Collect every line below that contains the word "color".

** START OF RECORDS TO PROCESS **

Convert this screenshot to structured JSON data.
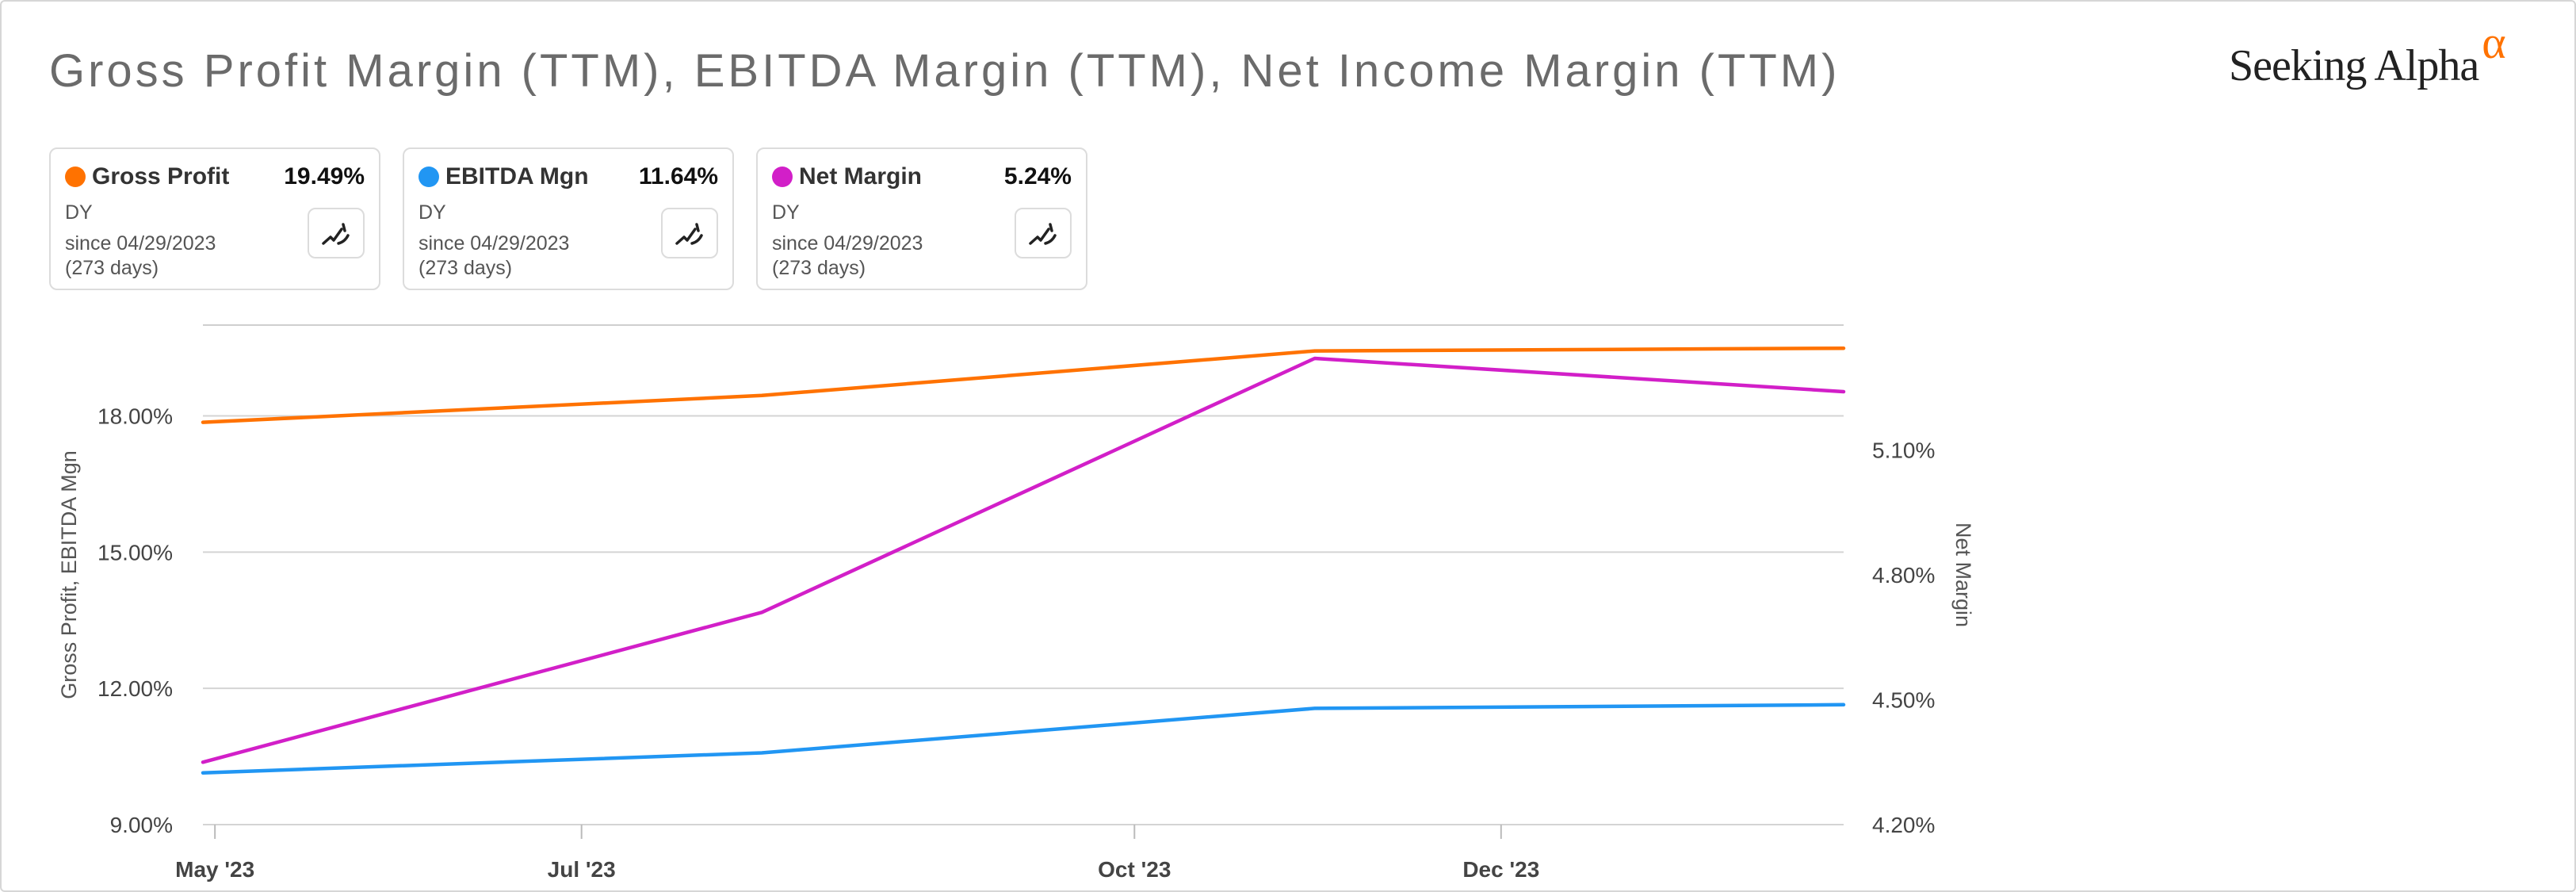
{
  "title": "Gross Profit Margin (TTM), EBITDA Margin (TTM), Net Income Margin (TTM)",
  "brand": {
    "name": "Seeking Alpha",
    "symbol": "α",
    "accent": "#ff7200"
  },
  "cards": [
    {
      "name": "Gross Profit",
      "value": "19.49%",
      "sub": "DY",
      "since": "since 04/29/2023",
      "days": "(273 days)",
      "color": "#ff7200",
      "icon": "trend-chart-icon"
    },
    {
      "name": "EBITDA Mgn",
      "value": "11.64%",
      "sub": "DY",
      "since": "since 04/29/2023",
      "days": "(273 days)",
      "color": "#2196f3",
      "icon": "trend-chart-icon"
    },
    {
      "name": "Net Margin",
      "value": "5.24%",
      "sub": "DY",
      "since": "since 04/29/2023",
      "days": "(273 days)",
      "color": "#d21fc8",
      "icon": "trend-chart-icon"
    }
  ],
  "chart_data": {
    "type": "line",
    "x": [
      "2023-04-29",
      "2023-07-31",
      "2023-10-31",
      "2024-01-27"
    ],
    "x_ticks": [
      {
        "label": "May '23",
        "date": "2023-05-01"
      },
      {
        "label": "Jul '23",
        "date": "2023-07-01"
      },
      {
        "label": "Oct '23",
        "date": "2023-10-01"
      },
      {
        "label": "Dec '23",
        "date": "2023-12-01"
      }
    ],
    "x_range": [
      "2023-04-29",
      "2024-01-27"
    ],
    "y_left": {
      "label": "Gross Profit, EBITDA Mgn",
      "ticks": [
        "9.00%",
        "12.00%",
        "15.00%",
        "18.00%"
      ],
      "range": [
        9.0,
        20.0
      ]
    },
    "y_right": {
      "label": "Net Margin",
      "ticks": [
        "4.20%",
        "4.50%",
        "4.80%",
        "5.10%"
      ],
      "range": [
        4.2,
        5.4
      ]
    },
    "series": [
      {
        "name": "Gross Profit",
        "axis": "left",
        "color": "#ff7200",
        "values": [
          17.86,
          18.45,
          19.43,
          19.49
        ]
      },
      {
        "name": "EBITDA Mgn",
        "axis": "left",
        "color": "#2196f3",
        "values": [
          10.14,
          10.58,
          11.56,
          11.64
        ]
      },
      {
        "name": "Net Margin",
        "axis": "right",
        "color": "#d21fc8",
        "values": [
          4.35,
          4.71,
          5.32,
          5.24
        ]
      }
    ],
    "grid": true,
    "legend": "top-left cards"
  }
}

** END OF RECORDS TO PROCESS **

◆ WORKED ANSWER
      "color": "#ff7200",
      "color": "#2196f3",
      "color": "#d21fc8",
        "color": "#ff7200",
        "color": "#2196f3",
        "color": "#d21fc8",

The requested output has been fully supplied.